Short task: Make an exact copy of all the entries below, with the pictures left out.

Rows:
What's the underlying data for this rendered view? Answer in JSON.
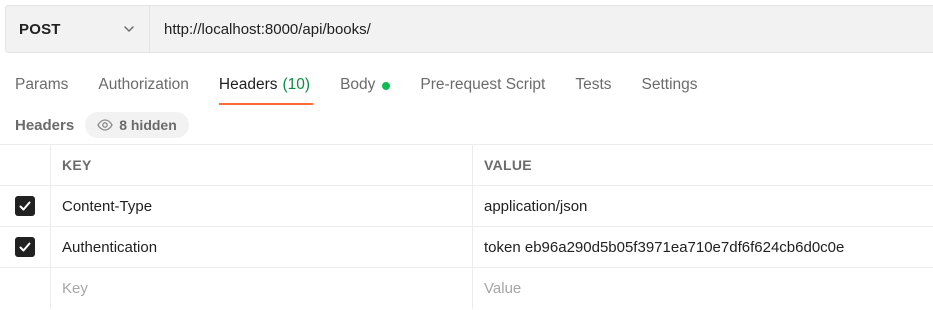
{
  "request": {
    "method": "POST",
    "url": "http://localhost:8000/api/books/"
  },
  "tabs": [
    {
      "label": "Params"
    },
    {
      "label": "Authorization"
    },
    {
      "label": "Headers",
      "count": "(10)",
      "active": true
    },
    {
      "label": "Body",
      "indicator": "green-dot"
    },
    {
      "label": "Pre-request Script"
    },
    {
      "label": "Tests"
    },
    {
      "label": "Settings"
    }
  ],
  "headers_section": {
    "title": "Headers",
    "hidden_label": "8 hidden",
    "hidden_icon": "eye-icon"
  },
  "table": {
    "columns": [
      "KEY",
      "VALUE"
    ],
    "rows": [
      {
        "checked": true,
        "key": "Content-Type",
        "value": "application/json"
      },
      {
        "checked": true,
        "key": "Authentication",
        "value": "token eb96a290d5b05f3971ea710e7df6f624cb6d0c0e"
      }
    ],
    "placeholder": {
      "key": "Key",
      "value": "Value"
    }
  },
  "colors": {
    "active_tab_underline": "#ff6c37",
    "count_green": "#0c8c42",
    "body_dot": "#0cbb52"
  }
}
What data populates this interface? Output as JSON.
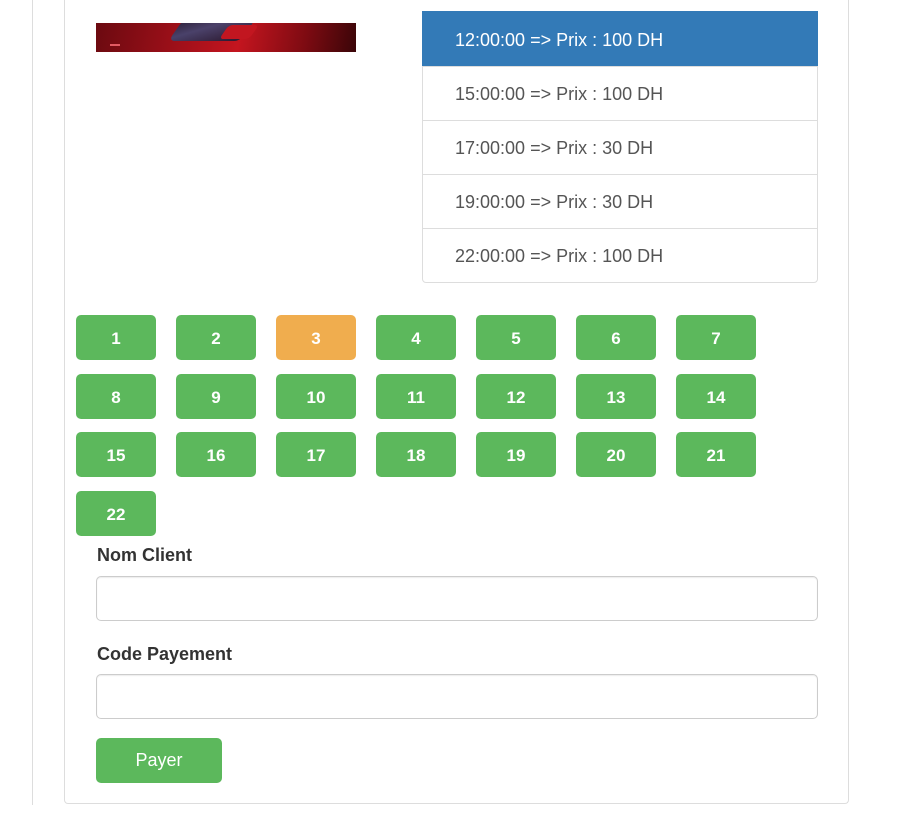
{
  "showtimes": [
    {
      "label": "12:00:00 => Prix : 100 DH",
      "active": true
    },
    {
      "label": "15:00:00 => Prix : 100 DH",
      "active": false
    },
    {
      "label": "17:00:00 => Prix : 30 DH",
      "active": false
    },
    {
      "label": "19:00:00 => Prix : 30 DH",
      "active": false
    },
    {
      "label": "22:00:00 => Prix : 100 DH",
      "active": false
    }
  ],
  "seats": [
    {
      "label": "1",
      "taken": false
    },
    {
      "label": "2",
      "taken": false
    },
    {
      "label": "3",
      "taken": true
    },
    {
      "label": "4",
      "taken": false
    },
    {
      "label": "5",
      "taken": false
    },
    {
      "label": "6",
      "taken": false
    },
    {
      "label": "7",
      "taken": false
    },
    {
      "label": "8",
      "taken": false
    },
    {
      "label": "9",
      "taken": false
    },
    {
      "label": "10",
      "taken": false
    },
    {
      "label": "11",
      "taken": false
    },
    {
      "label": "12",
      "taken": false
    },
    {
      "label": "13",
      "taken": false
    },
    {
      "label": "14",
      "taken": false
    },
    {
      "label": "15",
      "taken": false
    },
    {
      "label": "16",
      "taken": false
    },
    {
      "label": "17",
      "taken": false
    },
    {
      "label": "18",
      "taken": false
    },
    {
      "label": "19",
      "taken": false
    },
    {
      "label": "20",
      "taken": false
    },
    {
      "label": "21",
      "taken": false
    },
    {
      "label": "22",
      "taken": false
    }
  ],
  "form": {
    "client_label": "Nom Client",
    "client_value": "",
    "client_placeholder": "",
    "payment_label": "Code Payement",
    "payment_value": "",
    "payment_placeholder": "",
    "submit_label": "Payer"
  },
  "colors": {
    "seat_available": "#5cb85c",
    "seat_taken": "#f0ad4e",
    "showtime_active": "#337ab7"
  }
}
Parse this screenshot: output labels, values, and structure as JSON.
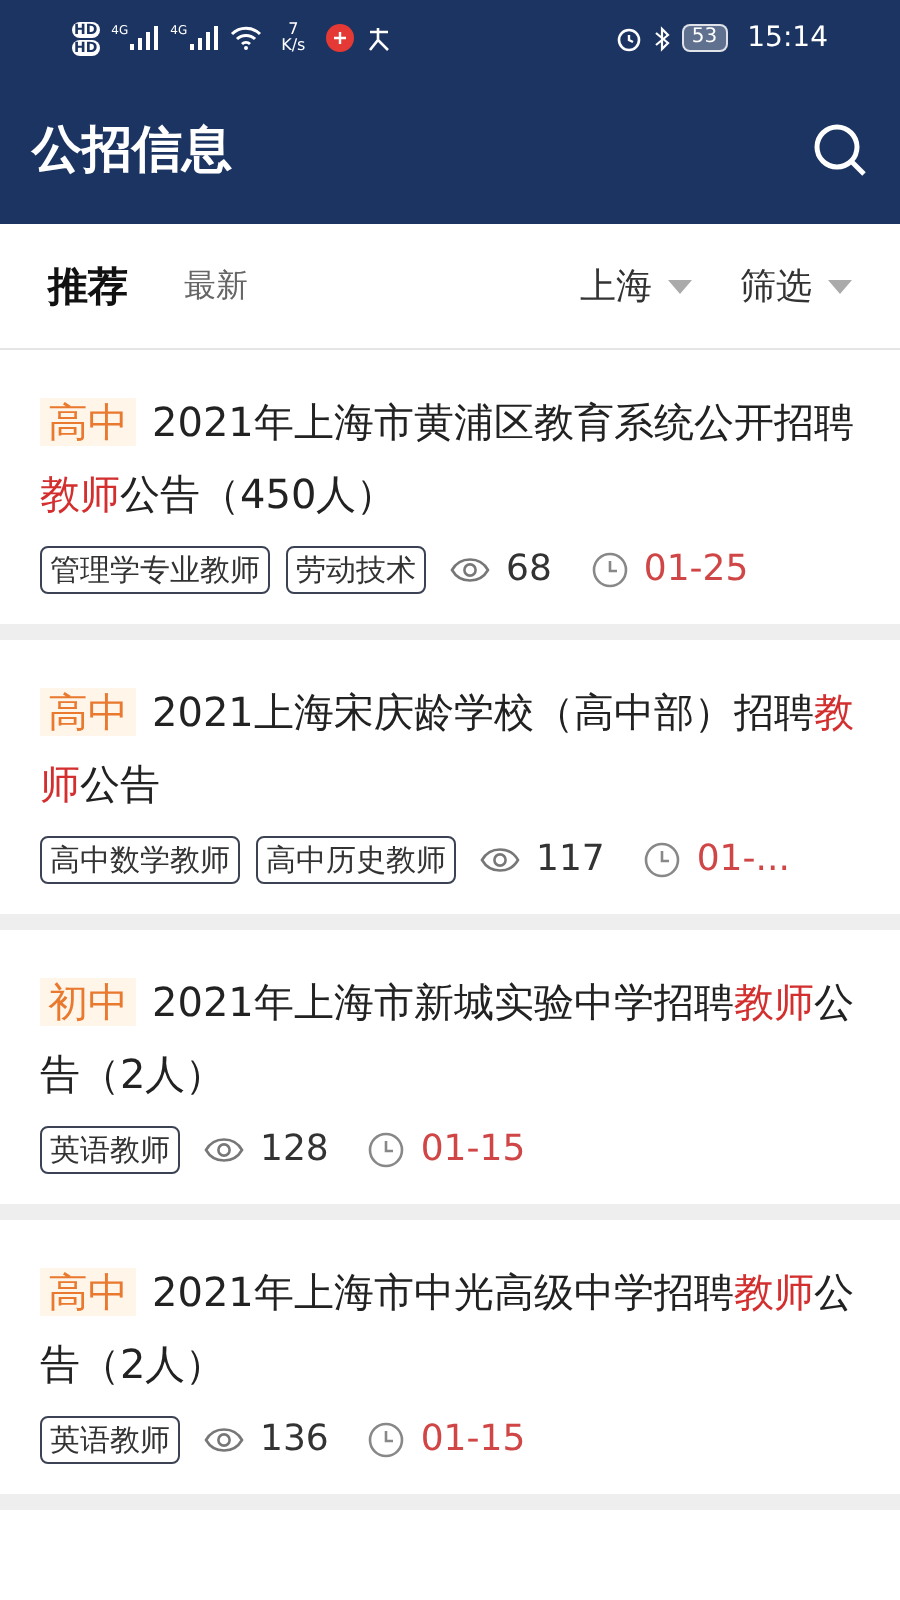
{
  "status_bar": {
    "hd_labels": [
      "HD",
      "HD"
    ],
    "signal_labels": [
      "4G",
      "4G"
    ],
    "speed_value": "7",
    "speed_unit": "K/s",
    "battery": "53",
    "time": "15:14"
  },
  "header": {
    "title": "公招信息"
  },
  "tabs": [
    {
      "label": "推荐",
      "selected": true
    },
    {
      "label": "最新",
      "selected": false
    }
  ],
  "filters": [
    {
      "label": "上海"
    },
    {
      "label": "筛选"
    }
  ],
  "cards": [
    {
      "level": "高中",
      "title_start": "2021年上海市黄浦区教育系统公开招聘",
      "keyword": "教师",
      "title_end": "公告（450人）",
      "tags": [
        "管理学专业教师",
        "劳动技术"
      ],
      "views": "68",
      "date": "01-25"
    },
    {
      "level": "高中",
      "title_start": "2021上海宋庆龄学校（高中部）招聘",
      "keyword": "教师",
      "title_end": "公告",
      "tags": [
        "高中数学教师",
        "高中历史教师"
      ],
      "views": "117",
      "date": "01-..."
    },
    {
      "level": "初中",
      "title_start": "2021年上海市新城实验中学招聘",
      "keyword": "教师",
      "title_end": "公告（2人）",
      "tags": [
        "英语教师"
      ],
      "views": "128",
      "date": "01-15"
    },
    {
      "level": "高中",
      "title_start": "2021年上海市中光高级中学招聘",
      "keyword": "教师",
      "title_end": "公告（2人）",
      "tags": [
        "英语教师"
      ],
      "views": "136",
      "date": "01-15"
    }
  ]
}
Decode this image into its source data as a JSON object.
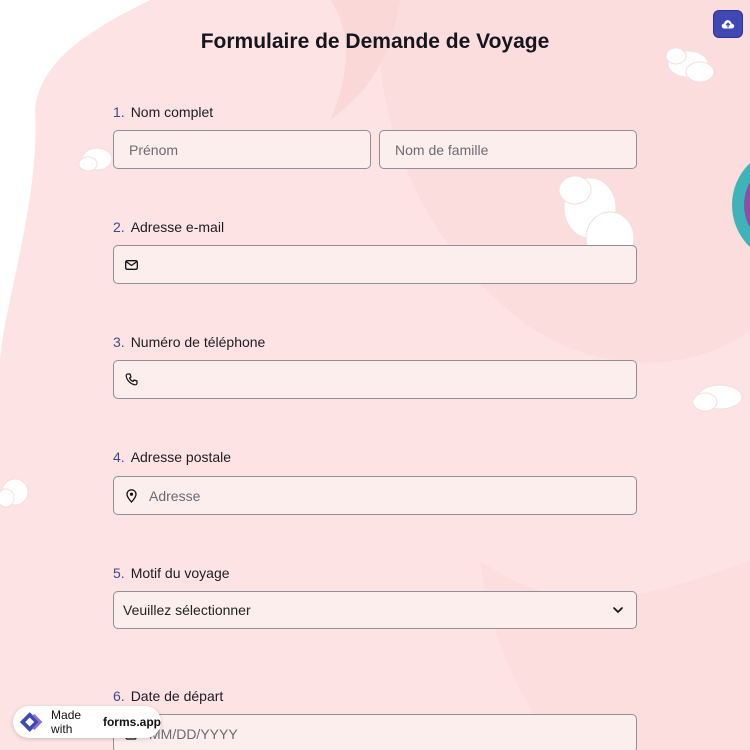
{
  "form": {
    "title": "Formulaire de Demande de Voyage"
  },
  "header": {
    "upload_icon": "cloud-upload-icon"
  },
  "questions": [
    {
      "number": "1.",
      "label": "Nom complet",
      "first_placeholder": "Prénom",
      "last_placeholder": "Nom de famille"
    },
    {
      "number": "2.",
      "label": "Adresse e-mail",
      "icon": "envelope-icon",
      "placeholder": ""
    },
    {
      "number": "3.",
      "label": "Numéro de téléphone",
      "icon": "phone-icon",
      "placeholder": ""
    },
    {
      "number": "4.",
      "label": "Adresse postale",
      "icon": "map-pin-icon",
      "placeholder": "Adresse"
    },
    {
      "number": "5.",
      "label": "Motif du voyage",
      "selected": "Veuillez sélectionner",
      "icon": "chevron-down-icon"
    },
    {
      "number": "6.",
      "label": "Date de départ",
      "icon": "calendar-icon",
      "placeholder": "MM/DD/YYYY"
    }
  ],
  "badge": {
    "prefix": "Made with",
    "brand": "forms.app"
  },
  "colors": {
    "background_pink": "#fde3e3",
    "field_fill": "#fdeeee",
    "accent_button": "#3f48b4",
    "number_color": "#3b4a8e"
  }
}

Written response:
What's the underlying data for this rendered view? Answer in JSON.
{
  "request": {
    "method": "POST",
    "url": "http://localhost:8000/api/books/"
  },
  "tabs": [
    {
      "label": "Params"
    },
    {
      "label": "Authorization"
    },
    {
      "label": "Headers",
      "count": "(10)",
      "active": true
    },
    {
      "label": "Body",
      "indicator": "green-dot"
    },
    {
      "label": "Pre-request Script"
    },
    {
      "label": "Tests"
    },
    {
      "label": "Settings"
    }
  ],
  "headers_section": {
    "title": "Headers",
    "hidden_label": "8 hidden",
    "hidden_icon": "eye-icon"
  },
  "table": {
    "columns": [
      "KEY",
      "VALUE"
    ],
    "rows": [
      {
        "checked": true,
        "key": "Content-Type",
        "value": "application/json"
      },
      {
        "checked": true,
        "key": "Authentication",
        "value": "token eb96a290d5b05f3971ea710e7df6f624cb6d0c0e"
      }
    ],
    "placeholder": {
      "key": "Key",
      "value": "Value"
    }
  },
  "colors": {
    "active_tab_underline": "#ff6c37",
    "count_green": "#0c8c42",
    "body_dot": "#0cbb52"
  }
}
What data populates this interface? Output as JSON.
{
  "showtimes": [
    {
      "label": "12:00:00 => Prix : 100 DH",
      "active": true
    },
    {
      "label": "15:00:00 => Prix : 100 DH",
      "active": false
    },
    {
      "label": "17:00:00 => Prix : 30 DH",
      "active": false
    },
    {
      "label": "19:00:00 => Prix : 30 DH",
      "active": false
    },
    {
      "label": "22:00:00 => Prix : 100 DH",
      "active": false
    }
  ],
  "seats": [
    {
      "label": "1",
      "taken": false
    },
    {
      "label": "2",
      "taken": false
    },
    {
      "label": "3",
      "taken": true
    },
    {
      "label": "4",
      "taken": false
    },
    {
      "label": "5",
      "taken": false
    },
    {
      "label": "6",
      "taken": false
    },
    {
      "label": "7",
      "taken": false
    },
    {
      "label": "8",
      "taken": false
    },
    {
      "label": "9",
      "taken": false
    },
    {
      "label": "10",
      "taken": false
    },
    {
      "label": "11",
      "taken": false
    },
    {
      "label": "12",
      "taken": false
    },
    {
      "label": "13",
      "taken": false
    },
    {
      "label": "14",
      "taken": false
    },
    {
      "label": "15",
      "taken": false
    },
    {
      "label": "16",
      "taken": false
    },
    {
      "label": "17",
      "taken": false
    },
    {
      "label": "18",
      "taken": false
    },
    {
      "label": "19",
      "taken": false
    },
    {
      "label": "20",
      "taken": false
    },
    {
      "label": "21",
      "taken": false
    },
    {
      "label": "22",
      "taken": false
    }
  ],
  "form": {
    "client_label": "Nom Client",
    "client_value": "",
    "client_placeholder": "",
    "payment_label": "Code Payement",
    "payment_value": "",
    "payment_placeholder": "",
    "submit_label": "Payer"
  },
  "colors": {
    "seat_available": "#5cb85c",
    "seat_taken": "#f0ad4e",
    "showtime_active": "#337ab7"
  }
}
Parse this screenshot: output labels, values, and structure as JSON.
{
  "status_bar": {
    "hd_labels": [
      "HD",
      "HD"
    ],
    "signal_labels": [
      "4G",
      "4G"
    ],
    "speed_value": "7",
    "speed_unit": "K/s",
    "battery": "53",
    "time": "15:14"
  },
  "header": {
    "title": "公招信息"
  },
  "tabs": [
    {
      "label": "推荐",
      "selected": true
    },
    {
      "label": "最新",
      "selected": false
    }
  ],
  "filters": [
    {
      "label": "上海"
    },
    {
      "label": "筛选"
    }
  ],
  "cards": [
    {
      "level": "高中",
      "title_start": "2021年上海市黄浦区教育系统公开招聘",
      "keyword": "教师",
      "title_end": "公告（450人）",
      "tags": [
        "管理学专业教师",
        "劳动技术"
      ],
      "views": "68",
      "date": "01-25"
    },
    {
      "level": "高中",
      "title_start": "2021上海宋庆龄学校（高中部）招聘",
      "keyword": "教师",
      "title_end": "公告",
      "tags": [
        "高中数学教师",
        "高中历史教师"
      ],
      "views": "117",
      "date": "01-..."
    },
    {
      "level": "初中",
      "title_start": "2021年上海市新城实验中学招聘",
      "keyword": "教师",
      "title_end": "公告（2人）",
      "tags": [
        "英语教师"
      ],
      "views": "128",
      "date": "01-15"
    },
    {
      "level": "高中",
      "title_start": "2021年上海市中光高级中学招聘",
      "keyword": "教师",
      "title_end": "公告（2人）",
      "tags": [
        "英语教师"
      ],
      "views": "136",
      "date": "01-15"
    }
  ]
}
Decode this image into its source data as a JSON object.
{
  "form": {
    "title": "Formulaire de Demande de Voyage"
  },
  "header": {
    "upload_icon": "cloud-upload-icon"
  },
  "questions": [
    {
      "number": "1.",
      "label": "Nom complet",
      "first_placeholder": "Prénom",
      "last_placeholder": "Nom de famille"
    },
    {
      "number": "2.",
      "label": "Adresse e-mail",
      "icon": "envelope-icon",
      "placeholder": ""
    },
    {
      "number": "3.",
      "label": "Numéro de téléphone",
      "icon": "phone-icon",
      "placeholder": ""
    },
    {
      "number": "4.",
      "label": "Adresse postale",
      "icon": "map-pin-icon",
      "placeholder": "Adresse"
    },
    {
      "number": "5.",
      "label": "Motif du voyage",
      "selected": "Veuillez sélectionner",
      "icon": "chevron-down-icon"
    },
    {
      "number": "6.",
      "label": "Date de départ",
      "icon": "calendar-icon",
      "placeholder": "MM/DD/YYYY"
    }
  ],
  "badge": {
    "prefix": "Made with",
    "brand": "forms.app"
  },
  "colors": {
    "background_pink": "#fde3e3",
    "field_fill": "#fdeeee",
    "accent_button": "#3f48b4",
    "number_color": "#3b4a8e"
  }
}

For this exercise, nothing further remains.